- _YOUR TASK_: Lines containing the string "Income" are to be collected in full.

- _RECORD LIST_:
>> START

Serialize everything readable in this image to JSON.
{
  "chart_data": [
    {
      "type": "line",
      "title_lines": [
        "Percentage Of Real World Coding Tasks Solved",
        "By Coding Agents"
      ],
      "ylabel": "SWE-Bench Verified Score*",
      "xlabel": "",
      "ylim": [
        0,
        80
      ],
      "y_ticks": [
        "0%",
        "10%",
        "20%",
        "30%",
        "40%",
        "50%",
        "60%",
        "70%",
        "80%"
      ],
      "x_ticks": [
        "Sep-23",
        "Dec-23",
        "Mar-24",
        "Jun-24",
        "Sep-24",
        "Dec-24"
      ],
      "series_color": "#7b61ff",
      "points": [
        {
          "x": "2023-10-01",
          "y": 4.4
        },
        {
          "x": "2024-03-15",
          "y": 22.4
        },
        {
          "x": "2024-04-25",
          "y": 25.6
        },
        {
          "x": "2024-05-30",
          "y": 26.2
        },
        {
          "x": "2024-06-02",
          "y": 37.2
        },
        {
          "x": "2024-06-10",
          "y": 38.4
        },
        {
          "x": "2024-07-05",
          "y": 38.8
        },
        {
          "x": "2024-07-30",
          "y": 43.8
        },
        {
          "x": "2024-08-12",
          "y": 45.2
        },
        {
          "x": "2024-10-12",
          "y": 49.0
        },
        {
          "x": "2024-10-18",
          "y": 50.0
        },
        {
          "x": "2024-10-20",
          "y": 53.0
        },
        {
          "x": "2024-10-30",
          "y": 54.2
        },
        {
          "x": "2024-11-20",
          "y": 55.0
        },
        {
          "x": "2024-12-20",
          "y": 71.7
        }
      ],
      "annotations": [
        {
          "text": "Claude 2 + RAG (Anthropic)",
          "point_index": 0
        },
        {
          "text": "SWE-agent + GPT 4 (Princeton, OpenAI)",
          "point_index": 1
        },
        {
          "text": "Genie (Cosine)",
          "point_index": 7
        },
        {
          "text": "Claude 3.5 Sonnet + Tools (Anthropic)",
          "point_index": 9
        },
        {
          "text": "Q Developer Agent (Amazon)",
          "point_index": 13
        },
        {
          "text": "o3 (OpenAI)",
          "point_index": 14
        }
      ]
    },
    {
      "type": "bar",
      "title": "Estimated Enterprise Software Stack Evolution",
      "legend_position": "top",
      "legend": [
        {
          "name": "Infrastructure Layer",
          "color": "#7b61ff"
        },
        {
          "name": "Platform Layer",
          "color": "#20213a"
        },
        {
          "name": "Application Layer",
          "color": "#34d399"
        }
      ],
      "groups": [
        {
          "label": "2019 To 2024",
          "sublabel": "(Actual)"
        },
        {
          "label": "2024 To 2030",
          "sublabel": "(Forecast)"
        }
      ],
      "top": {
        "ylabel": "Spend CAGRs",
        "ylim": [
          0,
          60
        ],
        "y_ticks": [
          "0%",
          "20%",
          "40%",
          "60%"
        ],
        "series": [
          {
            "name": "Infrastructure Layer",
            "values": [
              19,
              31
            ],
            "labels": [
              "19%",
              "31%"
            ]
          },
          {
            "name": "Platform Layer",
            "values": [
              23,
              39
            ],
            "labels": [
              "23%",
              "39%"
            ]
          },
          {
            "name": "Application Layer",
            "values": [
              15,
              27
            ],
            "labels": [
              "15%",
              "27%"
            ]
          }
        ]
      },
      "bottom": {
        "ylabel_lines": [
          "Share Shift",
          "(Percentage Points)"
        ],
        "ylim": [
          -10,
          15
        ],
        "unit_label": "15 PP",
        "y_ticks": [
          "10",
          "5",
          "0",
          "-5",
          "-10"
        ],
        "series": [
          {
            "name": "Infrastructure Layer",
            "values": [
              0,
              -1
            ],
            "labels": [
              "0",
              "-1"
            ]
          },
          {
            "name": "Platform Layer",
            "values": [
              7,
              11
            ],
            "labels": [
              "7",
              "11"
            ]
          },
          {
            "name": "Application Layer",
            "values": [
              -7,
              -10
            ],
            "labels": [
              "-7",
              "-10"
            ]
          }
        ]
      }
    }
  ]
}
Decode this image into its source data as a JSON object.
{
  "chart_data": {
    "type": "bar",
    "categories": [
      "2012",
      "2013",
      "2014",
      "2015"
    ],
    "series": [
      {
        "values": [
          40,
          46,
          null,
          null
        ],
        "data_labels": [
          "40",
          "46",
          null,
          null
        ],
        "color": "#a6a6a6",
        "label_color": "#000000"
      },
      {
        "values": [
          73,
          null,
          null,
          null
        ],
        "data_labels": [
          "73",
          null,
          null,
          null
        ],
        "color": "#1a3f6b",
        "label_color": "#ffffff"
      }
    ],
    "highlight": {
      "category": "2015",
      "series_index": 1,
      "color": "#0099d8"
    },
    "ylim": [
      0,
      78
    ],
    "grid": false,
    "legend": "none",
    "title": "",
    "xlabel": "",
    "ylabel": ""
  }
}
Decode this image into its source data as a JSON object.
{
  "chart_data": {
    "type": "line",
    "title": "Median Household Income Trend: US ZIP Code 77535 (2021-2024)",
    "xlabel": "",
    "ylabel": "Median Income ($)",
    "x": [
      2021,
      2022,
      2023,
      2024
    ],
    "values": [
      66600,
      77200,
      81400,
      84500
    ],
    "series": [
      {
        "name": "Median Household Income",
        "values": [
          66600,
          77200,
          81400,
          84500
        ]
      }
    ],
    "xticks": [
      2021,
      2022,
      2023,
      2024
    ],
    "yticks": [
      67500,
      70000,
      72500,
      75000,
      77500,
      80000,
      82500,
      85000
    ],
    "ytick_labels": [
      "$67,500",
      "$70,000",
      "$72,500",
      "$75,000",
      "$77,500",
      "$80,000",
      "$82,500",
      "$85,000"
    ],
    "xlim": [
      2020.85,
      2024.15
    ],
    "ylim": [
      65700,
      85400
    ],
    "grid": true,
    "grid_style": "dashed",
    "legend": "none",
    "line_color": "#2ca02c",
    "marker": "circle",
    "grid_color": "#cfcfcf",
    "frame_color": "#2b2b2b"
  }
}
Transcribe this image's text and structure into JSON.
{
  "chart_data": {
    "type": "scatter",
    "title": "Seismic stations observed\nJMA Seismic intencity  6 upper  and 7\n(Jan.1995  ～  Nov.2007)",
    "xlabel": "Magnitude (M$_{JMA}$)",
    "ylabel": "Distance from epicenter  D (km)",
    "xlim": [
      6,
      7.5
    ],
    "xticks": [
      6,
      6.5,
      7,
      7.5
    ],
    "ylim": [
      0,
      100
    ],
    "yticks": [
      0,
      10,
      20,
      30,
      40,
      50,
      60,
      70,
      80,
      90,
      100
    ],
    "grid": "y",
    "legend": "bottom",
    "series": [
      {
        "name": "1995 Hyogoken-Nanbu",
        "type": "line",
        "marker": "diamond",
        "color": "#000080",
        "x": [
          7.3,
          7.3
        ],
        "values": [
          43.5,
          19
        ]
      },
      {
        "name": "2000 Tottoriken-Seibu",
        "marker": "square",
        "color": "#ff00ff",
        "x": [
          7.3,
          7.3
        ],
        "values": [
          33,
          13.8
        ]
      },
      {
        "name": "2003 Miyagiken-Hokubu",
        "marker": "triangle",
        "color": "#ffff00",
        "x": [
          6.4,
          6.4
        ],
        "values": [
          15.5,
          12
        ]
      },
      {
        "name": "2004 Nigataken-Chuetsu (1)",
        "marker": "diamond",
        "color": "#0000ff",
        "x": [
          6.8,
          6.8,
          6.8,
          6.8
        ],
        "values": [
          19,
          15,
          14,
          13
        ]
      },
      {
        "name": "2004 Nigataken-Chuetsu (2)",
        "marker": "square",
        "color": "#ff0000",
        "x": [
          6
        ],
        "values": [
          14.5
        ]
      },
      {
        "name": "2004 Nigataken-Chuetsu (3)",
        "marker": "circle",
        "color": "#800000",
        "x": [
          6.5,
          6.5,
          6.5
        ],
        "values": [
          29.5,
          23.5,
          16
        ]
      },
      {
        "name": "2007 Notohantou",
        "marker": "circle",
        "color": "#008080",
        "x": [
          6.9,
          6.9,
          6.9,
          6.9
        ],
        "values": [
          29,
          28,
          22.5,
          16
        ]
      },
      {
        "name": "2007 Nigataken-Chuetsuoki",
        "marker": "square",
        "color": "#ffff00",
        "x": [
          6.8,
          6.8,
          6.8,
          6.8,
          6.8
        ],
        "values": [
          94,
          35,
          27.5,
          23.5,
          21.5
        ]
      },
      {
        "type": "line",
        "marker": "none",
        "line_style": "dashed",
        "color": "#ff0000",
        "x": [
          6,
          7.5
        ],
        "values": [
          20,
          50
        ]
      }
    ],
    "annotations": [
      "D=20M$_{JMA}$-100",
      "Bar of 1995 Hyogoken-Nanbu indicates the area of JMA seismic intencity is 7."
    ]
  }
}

>> END

- _TASK OUTPUT_:
    "title": "Median Household Income Trend: US ZIP Code 77535 (2021-2024)",
    "ylabel": "Median Income ($)",
        "name": "Median Household Income",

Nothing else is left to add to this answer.